Identify the lines containing the word "year". Copy each one.

[Some records]
━━━━━━━━
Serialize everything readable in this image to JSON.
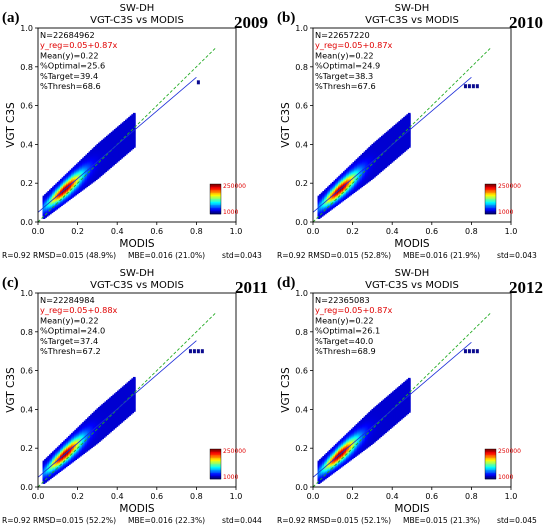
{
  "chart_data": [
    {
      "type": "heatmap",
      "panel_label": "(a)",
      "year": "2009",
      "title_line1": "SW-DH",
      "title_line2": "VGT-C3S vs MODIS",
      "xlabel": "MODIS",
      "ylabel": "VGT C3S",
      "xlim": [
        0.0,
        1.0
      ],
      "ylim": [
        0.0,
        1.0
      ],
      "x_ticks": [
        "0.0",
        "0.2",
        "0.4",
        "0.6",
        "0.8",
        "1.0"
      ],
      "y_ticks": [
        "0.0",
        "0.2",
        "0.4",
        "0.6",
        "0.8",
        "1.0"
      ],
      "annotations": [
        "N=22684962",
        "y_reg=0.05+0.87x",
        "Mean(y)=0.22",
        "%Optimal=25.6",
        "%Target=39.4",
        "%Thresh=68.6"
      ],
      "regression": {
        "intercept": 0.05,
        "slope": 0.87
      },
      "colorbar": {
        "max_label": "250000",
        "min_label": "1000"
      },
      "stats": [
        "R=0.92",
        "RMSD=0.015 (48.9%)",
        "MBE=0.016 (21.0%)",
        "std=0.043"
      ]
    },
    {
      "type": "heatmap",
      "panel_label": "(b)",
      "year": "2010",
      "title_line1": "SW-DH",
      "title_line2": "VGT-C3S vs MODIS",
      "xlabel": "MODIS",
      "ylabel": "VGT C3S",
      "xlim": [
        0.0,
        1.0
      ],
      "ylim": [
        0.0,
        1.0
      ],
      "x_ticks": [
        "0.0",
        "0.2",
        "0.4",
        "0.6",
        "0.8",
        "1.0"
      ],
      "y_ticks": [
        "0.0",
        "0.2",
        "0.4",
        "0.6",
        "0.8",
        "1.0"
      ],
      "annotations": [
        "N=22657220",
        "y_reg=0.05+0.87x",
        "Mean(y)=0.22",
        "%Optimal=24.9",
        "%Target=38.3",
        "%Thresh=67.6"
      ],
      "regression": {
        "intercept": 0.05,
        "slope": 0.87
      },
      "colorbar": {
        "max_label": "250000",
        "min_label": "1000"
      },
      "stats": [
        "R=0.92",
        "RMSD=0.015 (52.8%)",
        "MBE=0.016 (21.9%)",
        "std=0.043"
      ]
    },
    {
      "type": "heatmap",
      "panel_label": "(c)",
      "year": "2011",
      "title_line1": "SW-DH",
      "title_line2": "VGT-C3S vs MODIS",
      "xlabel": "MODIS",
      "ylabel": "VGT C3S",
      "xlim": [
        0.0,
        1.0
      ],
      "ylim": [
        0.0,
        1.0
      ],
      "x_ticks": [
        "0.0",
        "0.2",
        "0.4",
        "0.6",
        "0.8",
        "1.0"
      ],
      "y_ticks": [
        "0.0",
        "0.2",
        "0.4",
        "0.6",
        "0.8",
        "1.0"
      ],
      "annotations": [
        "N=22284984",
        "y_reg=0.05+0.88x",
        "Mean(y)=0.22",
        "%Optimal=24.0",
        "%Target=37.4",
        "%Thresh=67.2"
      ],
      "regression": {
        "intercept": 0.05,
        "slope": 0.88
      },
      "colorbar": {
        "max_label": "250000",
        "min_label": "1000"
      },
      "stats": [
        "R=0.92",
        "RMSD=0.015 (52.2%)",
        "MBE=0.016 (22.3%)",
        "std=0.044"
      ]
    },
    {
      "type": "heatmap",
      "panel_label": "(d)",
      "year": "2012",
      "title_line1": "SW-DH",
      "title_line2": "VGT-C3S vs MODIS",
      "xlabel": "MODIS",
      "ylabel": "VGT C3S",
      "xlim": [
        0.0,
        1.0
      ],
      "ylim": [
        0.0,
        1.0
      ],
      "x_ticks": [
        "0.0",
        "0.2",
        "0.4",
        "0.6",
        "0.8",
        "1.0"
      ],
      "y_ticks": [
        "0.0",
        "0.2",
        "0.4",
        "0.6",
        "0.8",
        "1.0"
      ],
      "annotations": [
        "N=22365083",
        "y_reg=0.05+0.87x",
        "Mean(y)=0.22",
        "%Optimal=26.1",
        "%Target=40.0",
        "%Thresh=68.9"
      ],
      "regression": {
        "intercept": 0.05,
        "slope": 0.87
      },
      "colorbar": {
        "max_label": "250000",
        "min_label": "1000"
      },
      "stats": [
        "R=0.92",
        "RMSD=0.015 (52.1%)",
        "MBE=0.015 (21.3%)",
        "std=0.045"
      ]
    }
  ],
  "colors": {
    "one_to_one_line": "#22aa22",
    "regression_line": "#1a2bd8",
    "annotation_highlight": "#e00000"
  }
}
━━━━━━━━
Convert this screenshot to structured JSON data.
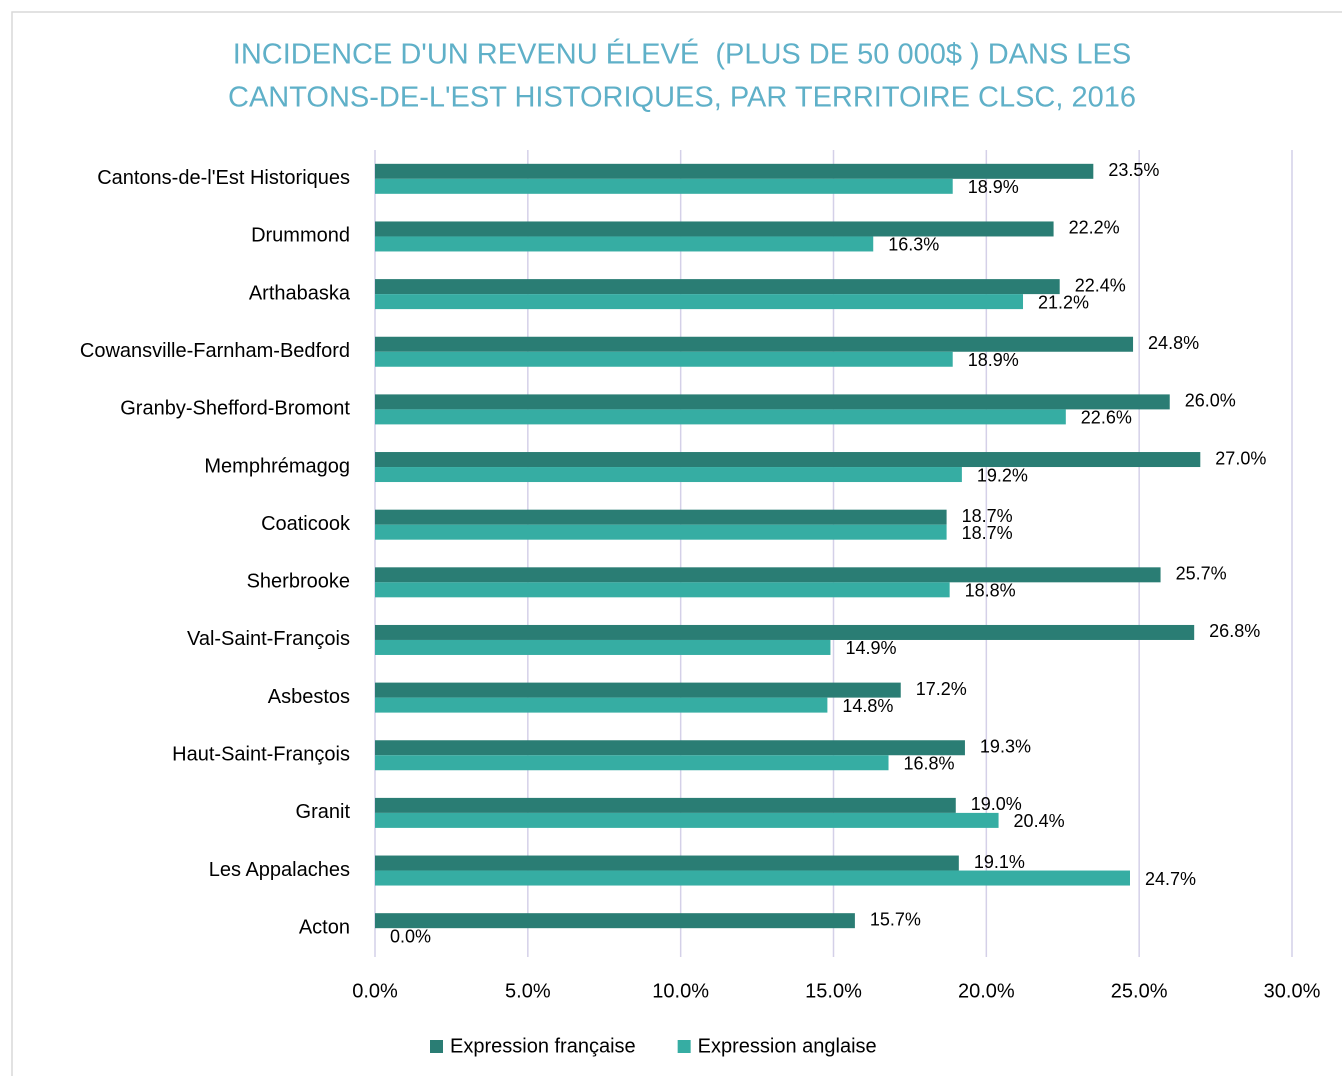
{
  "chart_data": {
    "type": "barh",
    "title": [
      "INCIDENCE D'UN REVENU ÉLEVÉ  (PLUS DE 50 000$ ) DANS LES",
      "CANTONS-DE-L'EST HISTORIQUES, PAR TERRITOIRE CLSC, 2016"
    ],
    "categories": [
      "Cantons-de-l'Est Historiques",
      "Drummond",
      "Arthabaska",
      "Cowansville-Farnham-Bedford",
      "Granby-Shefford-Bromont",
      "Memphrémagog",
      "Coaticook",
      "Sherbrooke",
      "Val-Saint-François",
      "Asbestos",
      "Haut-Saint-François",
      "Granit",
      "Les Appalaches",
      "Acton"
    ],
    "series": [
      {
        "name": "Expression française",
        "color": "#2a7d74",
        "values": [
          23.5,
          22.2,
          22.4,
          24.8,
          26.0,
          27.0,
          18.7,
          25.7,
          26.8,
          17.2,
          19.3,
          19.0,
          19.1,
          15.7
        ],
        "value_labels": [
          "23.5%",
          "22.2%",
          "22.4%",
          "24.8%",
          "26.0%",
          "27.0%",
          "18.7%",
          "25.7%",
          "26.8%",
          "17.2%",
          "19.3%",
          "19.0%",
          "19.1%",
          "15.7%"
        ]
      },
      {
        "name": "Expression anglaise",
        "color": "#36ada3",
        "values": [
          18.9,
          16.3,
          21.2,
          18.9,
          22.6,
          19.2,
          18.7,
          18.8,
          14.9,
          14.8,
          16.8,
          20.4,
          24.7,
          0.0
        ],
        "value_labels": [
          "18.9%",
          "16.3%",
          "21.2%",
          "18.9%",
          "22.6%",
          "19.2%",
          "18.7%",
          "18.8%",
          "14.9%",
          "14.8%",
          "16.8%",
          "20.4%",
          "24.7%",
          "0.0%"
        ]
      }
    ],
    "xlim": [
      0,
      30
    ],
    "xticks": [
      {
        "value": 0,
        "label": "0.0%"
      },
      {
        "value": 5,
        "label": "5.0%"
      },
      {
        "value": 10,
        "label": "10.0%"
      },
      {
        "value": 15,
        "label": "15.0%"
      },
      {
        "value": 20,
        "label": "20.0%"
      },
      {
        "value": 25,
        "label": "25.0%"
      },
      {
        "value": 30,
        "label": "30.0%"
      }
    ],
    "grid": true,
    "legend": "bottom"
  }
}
━━━━━━━━
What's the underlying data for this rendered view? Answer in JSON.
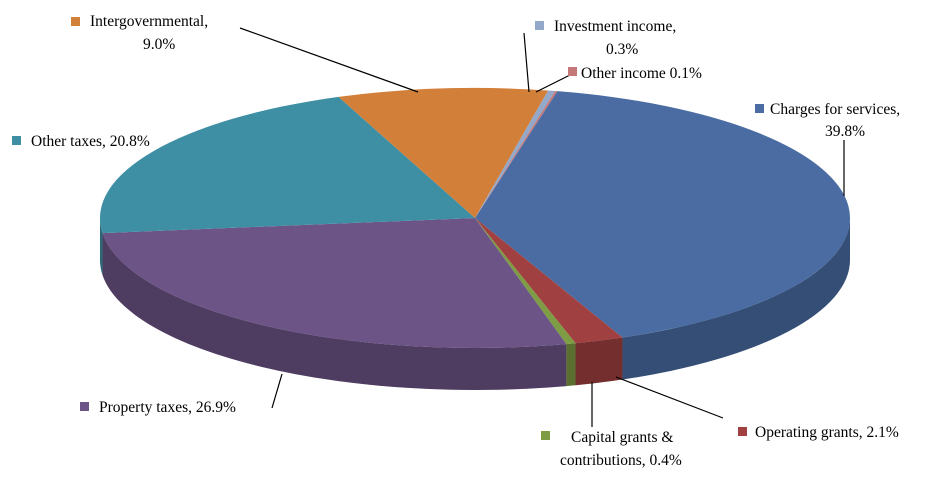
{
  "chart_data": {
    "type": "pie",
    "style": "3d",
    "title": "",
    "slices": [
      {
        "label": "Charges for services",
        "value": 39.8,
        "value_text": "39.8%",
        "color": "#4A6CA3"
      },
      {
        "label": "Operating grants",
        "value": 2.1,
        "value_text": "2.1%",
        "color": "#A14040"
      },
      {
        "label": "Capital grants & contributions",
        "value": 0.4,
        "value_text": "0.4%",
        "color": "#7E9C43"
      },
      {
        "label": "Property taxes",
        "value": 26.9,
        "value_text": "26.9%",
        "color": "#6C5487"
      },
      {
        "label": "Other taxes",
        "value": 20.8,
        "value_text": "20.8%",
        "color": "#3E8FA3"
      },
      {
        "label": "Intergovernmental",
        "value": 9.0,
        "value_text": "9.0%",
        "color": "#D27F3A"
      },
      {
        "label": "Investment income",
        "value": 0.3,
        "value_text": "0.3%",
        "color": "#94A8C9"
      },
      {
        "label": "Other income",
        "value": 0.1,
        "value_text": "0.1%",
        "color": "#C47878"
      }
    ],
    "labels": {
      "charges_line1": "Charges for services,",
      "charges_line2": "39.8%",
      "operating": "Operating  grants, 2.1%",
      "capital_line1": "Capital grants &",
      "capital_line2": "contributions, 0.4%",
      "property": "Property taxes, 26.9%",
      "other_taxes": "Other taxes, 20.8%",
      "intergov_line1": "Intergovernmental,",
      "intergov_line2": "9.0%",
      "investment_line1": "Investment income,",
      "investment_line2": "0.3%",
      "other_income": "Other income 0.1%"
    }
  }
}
━━━━━━━━
**Written reply:**
      "year": "2009",
      "year": "2010",
      "year": "2011",
      "year": "2012",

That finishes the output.